##### TEXT EXCERPT #####

The Book Of The New Sun is arguably science fiction's crowning achievement
to date, in its scope, its innate understanding and subsequent casting-off
of forms and accepted precepts. Certainly, it is difficult at times, and
while science fiction readers have grown accustomed to their own special
vocabulary and accepted the making-up of words to describe things for which
there are no words ("Grok", "Slan", etc.), Wolfe, in a very simple and 
subtle manner, turns even this convention on its head with his use of
archaic words, and Latin usage, words that have rung in other people's
ears and have come out of other people's mouths (like "destrier" - a medieval
term for a knight's horse). Science fiction readers don't generally like
long, mellifluous sentences of this nature; we want Hemingway-esque,
Heinlein-esque sentence structure. Gritty, to-the-point, advancing the
story with every clause. We don't like Melville or Marquez, with their
two-page sentences that are like mazes of apposition, predication, and
subject-verb agreements a mile long. Wolfe, in turn, writes sentences 
that are paragraphs and paragraphs that are sentences, turning the long
into the short and the short into the long. He brings back to modern
literature the sheer joy of reading for reading's sake, something that
the "good read" and the "great story" generally don't offer. Each page
reveals something new, some surprise, some totally different way of 
looking at reality. 

In the larger scale, beyond his minor triumphs of structure of clause,
phrase, sentence and paragraph, Wolfe presents a world that evokes so
many different things to so many different people that this one quality
alone makes the book deserving of great praise. To some, Urth is medieval.
To others, it is Egyptian, Byzantine, Roman, Foundation (Asimov), Future
History (Heinlein). Urth reminds me of Jack Vance's deeply symbolic societies
where form is more than function, of Smith's Instrumentality where what is
best for Man is to remain ignorant and keep knowledge, true knowledge, in
the hands and hearts of a select few, of Louis XIV's Versailles, of Eliza-
bethan England, of Renaissance Italy, of Macbeth. And more, although the
primary accomplishment is that Urth is none of these things, that it is
a construct of Wolfe's, as real and vivid (see, Charlie?) as 20th Century
America. Urth is so strange, so wonderful, so alien, and yet the fundamental
nature of human beings, the fundamental flaws of man, are still the same,
and still worked out on a tapestry of incredible imagery and breathtaking
scope.

#####

§ **WHAT YOU ARE ASKED TO DO**
Reproduce word for word the part of the passage on The Book Of The New Sun that begins at the words "In the larger" and stops after the words "Urth is medieval.".

##### ENTRIES #####

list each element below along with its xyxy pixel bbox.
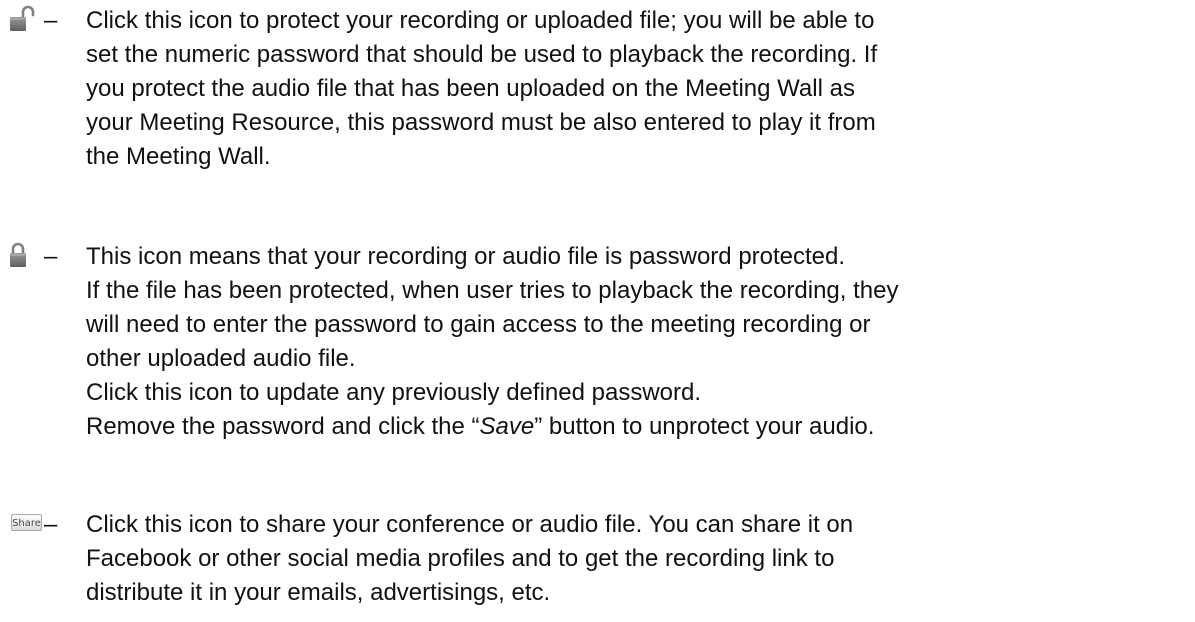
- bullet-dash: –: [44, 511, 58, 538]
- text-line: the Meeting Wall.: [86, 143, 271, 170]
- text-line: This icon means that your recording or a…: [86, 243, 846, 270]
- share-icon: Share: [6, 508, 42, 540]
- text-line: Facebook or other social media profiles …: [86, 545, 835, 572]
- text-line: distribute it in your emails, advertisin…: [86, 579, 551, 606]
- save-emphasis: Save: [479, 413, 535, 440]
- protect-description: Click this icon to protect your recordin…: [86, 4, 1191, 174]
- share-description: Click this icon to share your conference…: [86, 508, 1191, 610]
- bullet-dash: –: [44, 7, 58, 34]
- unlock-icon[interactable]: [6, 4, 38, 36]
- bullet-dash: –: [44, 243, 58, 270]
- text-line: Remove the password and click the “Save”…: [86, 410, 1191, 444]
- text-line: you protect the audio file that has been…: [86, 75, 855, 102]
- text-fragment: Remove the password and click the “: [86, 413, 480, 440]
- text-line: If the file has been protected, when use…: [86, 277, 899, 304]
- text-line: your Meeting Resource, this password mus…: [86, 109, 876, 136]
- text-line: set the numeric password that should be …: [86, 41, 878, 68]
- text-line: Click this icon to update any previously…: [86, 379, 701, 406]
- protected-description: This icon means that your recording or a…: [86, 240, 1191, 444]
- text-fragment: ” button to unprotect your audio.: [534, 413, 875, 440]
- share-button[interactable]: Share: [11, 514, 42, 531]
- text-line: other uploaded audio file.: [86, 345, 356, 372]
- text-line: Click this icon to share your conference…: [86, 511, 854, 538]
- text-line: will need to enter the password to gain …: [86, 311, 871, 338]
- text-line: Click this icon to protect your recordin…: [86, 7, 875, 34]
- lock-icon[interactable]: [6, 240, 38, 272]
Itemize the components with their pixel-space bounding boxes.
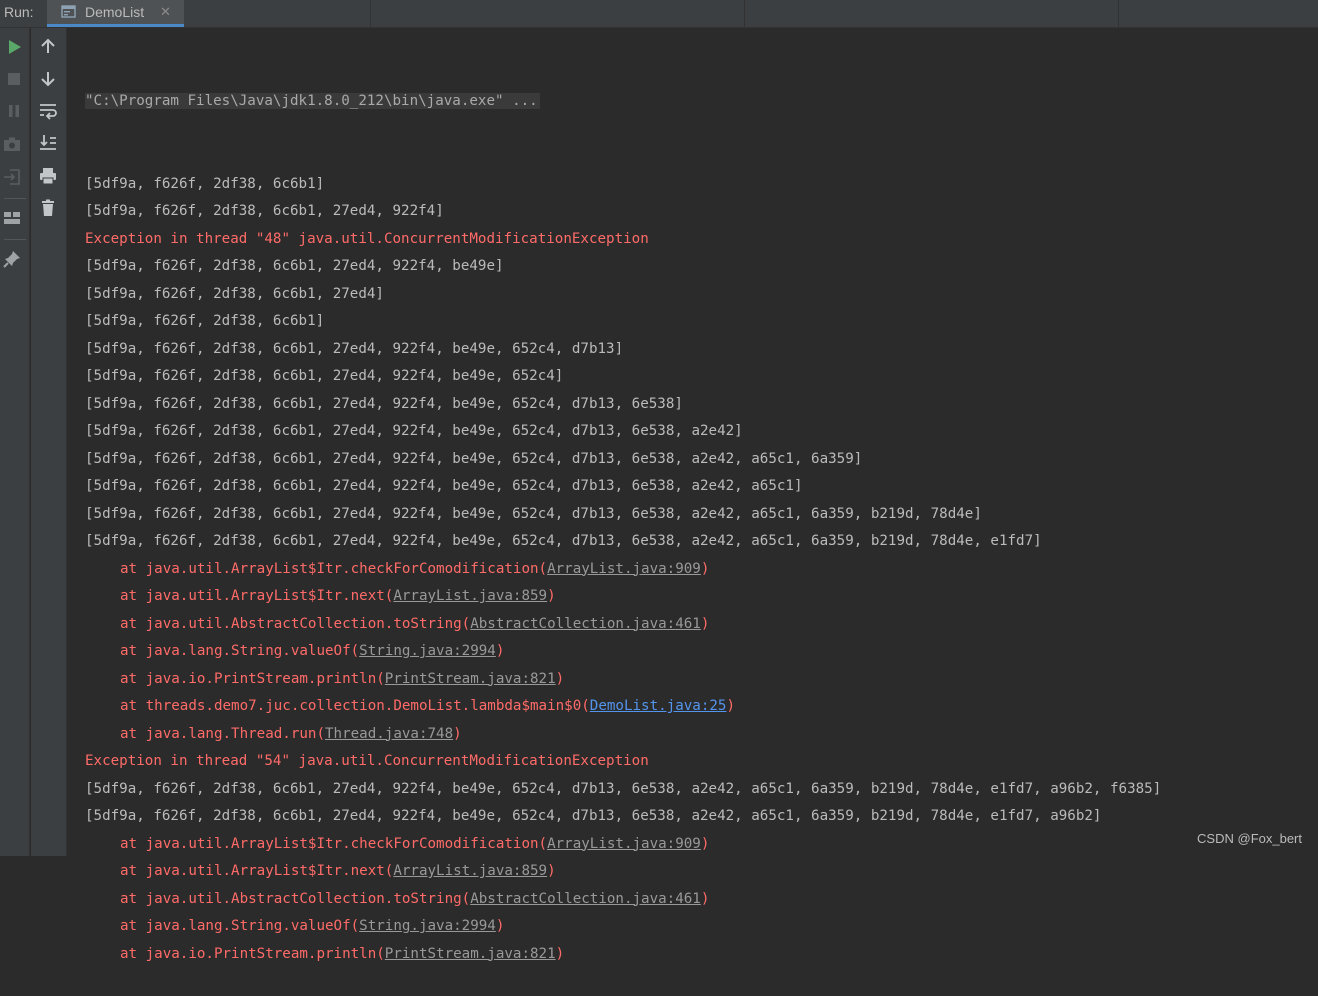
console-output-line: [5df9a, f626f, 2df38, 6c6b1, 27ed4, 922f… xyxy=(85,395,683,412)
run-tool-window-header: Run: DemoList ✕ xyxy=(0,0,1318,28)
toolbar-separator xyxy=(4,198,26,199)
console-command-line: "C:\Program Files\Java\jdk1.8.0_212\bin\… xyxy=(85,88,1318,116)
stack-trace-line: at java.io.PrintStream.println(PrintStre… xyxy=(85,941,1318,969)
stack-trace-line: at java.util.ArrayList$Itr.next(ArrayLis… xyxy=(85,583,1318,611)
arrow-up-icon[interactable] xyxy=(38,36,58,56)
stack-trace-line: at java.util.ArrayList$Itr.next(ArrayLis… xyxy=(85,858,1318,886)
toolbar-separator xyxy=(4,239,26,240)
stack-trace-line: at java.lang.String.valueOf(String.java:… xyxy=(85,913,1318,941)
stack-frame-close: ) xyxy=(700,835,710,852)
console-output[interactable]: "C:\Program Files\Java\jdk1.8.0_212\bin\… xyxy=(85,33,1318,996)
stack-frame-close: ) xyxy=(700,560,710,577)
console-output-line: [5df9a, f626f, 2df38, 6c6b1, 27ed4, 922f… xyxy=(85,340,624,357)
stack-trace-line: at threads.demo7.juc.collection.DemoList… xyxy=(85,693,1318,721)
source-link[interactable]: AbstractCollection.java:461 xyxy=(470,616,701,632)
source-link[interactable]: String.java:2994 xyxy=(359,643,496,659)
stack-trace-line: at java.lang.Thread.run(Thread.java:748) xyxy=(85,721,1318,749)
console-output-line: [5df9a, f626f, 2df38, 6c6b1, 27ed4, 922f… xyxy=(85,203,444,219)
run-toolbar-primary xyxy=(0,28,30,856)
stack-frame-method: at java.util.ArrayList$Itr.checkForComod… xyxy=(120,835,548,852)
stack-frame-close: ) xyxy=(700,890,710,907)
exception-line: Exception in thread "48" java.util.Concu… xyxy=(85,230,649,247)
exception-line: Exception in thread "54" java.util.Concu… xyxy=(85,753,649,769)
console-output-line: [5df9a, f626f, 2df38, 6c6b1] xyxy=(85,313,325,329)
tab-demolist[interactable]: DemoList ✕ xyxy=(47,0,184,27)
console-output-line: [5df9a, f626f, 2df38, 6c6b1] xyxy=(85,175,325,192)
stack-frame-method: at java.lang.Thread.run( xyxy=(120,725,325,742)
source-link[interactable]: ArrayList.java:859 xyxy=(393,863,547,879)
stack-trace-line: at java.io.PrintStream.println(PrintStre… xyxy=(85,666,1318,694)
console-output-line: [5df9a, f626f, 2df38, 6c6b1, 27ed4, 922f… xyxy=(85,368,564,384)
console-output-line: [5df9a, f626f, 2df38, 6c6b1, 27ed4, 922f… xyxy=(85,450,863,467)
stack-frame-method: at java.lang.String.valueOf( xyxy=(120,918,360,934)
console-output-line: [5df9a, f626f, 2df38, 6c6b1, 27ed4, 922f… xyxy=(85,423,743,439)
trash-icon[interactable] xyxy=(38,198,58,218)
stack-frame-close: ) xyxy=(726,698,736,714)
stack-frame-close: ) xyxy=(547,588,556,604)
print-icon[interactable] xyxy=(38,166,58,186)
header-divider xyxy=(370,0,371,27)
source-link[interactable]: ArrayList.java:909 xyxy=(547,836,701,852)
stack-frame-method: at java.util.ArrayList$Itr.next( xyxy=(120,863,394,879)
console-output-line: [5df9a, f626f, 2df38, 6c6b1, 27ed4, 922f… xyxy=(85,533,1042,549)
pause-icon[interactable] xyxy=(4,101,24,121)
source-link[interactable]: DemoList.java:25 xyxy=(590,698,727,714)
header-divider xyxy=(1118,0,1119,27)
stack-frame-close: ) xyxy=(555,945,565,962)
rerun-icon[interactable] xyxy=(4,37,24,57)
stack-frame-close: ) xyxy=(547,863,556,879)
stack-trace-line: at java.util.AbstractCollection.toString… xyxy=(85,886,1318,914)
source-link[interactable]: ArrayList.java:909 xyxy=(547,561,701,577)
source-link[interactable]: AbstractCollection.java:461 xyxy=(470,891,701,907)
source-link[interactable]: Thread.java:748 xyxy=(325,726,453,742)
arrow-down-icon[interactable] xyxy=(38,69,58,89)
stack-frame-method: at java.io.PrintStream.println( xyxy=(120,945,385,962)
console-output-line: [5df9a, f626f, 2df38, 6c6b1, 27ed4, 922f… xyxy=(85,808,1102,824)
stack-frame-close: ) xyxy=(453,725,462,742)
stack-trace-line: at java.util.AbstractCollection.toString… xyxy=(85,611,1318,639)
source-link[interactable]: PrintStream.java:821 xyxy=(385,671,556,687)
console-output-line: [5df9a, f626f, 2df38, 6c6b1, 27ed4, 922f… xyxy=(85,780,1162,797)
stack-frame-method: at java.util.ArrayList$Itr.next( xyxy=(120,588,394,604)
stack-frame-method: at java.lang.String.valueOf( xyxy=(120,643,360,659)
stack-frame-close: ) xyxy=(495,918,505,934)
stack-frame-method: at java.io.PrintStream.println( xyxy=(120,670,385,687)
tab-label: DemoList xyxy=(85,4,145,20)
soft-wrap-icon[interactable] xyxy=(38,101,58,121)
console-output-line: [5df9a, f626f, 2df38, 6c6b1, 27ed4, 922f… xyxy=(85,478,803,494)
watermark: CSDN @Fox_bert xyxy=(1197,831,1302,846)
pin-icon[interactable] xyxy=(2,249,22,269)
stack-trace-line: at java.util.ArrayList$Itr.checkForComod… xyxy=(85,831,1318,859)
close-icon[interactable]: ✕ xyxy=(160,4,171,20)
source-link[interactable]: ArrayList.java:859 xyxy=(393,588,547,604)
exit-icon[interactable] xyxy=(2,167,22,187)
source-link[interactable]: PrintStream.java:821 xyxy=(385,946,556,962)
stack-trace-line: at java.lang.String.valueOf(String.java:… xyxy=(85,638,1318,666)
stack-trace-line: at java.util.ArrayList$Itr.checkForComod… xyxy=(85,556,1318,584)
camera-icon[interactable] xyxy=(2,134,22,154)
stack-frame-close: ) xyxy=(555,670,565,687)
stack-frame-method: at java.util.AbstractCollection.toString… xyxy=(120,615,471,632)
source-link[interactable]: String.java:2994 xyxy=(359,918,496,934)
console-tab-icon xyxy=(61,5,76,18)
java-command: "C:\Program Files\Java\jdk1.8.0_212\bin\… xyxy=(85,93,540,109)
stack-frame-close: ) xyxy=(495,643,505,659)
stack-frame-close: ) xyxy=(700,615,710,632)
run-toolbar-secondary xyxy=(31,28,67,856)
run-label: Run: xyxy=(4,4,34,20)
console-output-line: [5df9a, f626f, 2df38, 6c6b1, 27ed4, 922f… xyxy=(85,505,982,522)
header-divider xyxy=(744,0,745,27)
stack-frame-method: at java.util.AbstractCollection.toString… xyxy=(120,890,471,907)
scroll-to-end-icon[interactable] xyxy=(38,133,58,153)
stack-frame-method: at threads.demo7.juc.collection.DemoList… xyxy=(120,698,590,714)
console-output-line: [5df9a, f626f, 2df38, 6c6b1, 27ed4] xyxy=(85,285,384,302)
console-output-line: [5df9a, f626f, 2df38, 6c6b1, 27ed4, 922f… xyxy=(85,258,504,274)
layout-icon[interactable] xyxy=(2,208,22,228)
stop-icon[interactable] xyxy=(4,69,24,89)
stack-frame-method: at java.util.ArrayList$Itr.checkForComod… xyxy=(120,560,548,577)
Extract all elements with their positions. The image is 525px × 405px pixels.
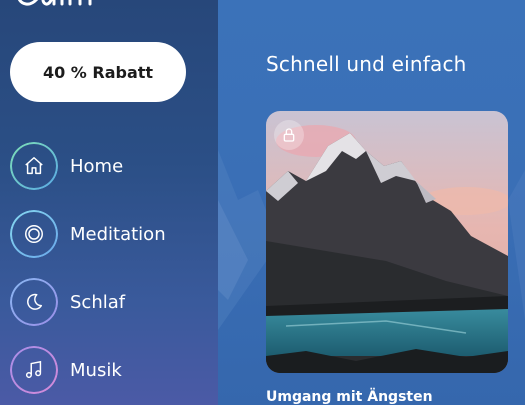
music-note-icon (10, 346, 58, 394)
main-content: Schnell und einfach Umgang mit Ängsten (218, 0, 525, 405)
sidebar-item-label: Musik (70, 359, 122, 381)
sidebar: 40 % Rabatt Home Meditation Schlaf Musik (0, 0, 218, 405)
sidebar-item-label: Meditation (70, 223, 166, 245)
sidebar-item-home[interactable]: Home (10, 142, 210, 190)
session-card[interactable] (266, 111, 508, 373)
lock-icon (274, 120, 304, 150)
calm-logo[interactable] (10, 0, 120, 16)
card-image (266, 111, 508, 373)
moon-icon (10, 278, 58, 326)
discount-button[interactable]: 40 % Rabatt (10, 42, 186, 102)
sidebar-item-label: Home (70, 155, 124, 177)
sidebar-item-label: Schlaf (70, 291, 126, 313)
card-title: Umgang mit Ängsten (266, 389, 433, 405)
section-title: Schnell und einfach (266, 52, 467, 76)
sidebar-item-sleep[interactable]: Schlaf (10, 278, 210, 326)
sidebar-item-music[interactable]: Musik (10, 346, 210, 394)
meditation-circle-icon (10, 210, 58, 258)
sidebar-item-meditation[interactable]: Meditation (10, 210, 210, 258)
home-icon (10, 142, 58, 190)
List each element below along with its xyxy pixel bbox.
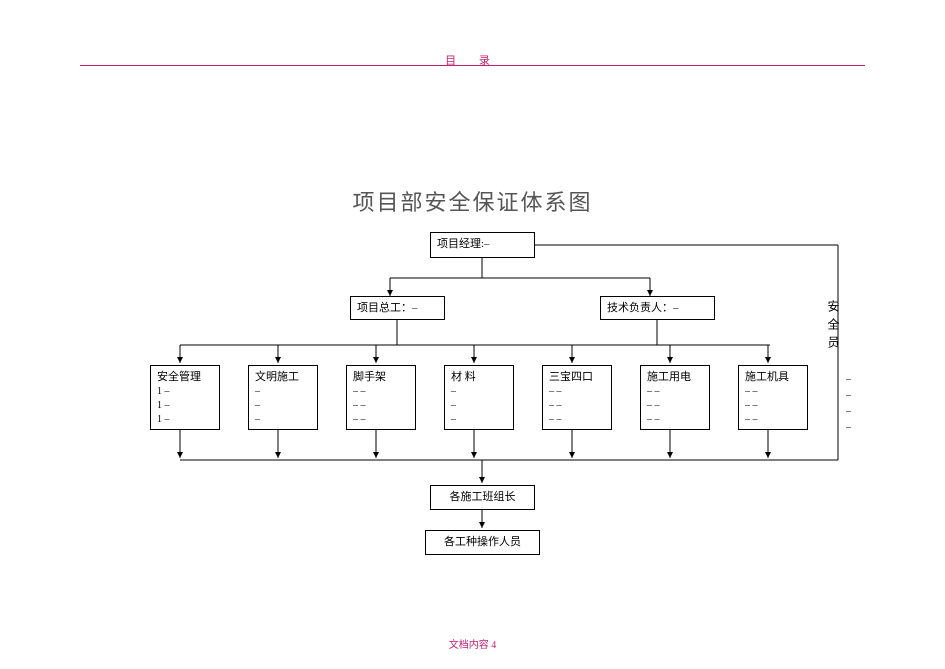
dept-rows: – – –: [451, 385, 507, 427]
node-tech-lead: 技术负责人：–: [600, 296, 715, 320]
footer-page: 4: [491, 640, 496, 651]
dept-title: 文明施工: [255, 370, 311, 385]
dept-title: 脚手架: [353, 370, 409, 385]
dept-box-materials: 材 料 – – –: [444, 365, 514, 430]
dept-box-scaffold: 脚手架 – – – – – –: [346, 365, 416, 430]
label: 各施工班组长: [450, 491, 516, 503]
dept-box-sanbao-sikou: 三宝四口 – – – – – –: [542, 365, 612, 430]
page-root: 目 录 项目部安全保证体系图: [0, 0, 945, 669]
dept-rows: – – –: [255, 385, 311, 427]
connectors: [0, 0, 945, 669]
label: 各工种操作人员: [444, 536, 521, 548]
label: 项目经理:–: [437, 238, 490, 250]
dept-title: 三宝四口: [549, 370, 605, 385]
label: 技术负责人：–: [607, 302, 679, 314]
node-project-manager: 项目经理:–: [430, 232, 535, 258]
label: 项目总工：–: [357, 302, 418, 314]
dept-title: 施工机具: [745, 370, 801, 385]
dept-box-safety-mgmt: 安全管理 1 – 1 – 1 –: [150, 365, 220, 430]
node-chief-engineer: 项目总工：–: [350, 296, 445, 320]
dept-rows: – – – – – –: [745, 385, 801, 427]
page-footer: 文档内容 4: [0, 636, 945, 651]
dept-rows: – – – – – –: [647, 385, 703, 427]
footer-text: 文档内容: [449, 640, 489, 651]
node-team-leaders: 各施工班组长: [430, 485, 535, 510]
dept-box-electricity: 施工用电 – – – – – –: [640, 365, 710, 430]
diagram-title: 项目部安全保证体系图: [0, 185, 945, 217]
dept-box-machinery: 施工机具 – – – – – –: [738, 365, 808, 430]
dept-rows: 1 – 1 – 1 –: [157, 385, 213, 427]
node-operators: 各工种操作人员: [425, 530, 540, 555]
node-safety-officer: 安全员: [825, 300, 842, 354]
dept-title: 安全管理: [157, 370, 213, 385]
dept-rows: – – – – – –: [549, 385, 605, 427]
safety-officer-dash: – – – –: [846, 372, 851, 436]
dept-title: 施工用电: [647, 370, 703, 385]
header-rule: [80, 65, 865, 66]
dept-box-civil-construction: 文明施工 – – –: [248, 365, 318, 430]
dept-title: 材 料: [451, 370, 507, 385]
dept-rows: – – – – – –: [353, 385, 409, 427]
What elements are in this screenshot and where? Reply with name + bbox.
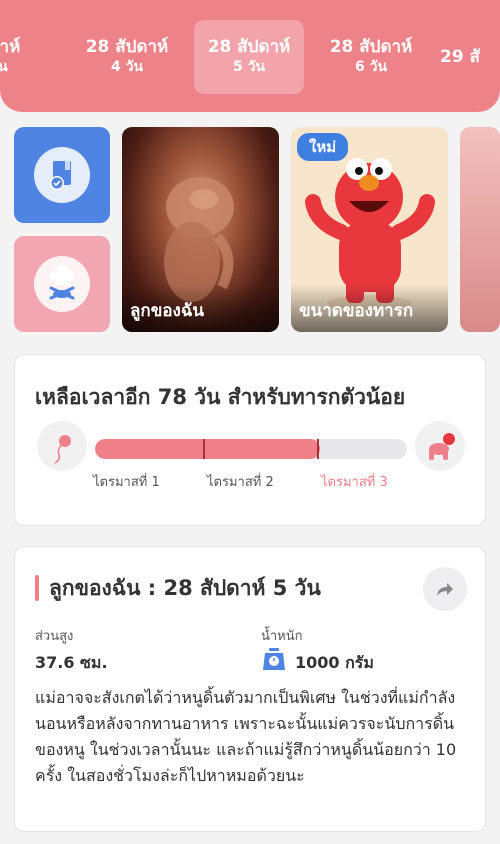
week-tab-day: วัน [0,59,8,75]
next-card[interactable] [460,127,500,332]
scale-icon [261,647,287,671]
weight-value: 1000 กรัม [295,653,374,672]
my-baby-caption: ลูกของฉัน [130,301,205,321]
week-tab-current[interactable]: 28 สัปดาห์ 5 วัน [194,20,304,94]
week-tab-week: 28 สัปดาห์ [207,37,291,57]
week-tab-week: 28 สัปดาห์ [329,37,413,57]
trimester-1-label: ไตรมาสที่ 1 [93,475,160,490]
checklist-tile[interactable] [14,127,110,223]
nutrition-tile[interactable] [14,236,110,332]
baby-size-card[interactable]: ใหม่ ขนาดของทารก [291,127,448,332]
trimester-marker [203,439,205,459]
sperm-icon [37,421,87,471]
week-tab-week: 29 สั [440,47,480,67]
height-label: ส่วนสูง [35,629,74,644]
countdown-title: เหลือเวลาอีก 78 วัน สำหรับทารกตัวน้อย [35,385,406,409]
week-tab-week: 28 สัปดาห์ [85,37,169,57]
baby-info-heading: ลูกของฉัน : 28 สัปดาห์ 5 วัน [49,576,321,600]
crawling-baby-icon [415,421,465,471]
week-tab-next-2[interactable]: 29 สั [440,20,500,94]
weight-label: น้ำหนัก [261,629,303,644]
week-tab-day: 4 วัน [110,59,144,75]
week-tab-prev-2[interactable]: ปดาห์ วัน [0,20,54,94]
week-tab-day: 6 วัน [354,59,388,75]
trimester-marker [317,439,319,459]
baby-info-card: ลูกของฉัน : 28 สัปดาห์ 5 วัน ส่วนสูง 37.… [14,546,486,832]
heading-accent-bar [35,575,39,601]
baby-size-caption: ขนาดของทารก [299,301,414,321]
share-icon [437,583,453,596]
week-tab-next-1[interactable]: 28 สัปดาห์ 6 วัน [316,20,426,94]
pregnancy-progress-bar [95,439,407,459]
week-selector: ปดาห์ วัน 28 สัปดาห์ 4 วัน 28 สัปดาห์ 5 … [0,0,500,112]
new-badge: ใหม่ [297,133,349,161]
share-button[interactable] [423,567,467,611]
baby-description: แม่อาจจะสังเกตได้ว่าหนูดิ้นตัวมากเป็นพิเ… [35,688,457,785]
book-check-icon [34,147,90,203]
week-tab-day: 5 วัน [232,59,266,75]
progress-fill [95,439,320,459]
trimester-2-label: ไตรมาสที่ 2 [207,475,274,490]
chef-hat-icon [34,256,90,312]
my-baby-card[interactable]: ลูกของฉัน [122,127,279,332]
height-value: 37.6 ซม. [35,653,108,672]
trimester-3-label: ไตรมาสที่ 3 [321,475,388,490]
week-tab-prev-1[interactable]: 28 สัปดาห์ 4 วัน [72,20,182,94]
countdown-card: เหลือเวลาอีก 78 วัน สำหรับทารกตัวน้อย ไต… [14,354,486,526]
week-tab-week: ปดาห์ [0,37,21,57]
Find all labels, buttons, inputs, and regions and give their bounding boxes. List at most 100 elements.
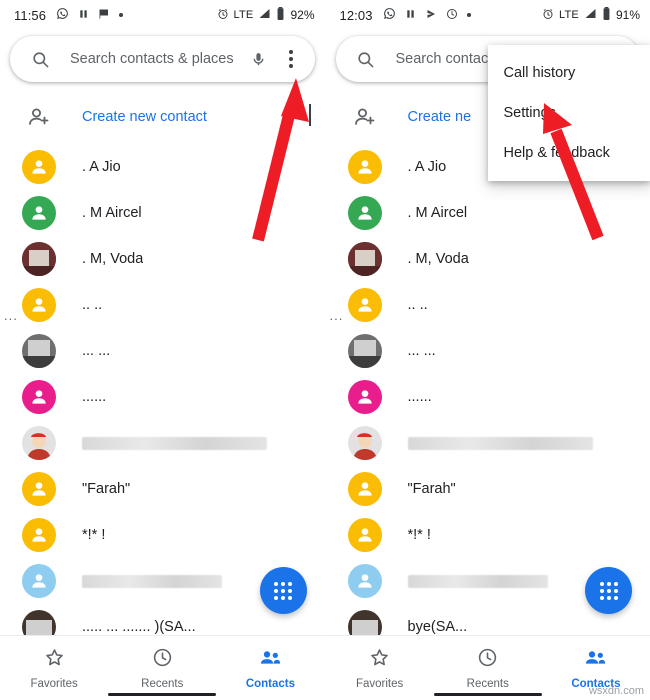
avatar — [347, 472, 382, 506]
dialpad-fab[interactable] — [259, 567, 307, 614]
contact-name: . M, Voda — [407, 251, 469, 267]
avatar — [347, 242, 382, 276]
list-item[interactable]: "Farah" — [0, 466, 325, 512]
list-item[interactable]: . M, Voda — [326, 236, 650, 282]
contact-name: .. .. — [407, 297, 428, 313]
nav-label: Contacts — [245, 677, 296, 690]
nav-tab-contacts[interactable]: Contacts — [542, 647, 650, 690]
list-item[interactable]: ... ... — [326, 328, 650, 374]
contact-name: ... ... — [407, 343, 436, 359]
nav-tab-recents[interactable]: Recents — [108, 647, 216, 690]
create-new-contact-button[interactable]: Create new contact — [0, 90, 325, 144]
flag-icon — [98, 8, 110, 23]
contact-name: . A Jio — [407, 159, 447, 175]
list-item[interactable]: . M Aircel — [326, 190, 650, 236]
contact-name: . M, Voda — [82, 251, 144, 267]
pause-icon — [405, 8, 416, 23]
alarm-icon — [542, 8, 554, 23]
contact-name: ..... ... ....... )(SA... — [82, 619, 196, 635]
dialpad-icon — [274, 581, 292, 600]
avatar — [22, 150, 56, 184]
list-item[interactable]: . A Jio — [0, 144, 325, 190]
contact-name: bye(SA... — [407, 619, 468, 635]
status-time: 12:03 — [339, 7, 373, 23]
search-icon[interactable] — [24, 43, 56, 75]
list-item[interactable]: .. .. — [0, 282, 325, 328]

#####

§ **PROBLEM SOLUTION**
In the larger scale, beyond his minor triumphs of structure of clause,
phrase, sentence and paragraph, Wolfe presents a world that evokes so
many different things to so many different people that this one quality
alone makes the book deserving of great praise. To some, Urth is medieval.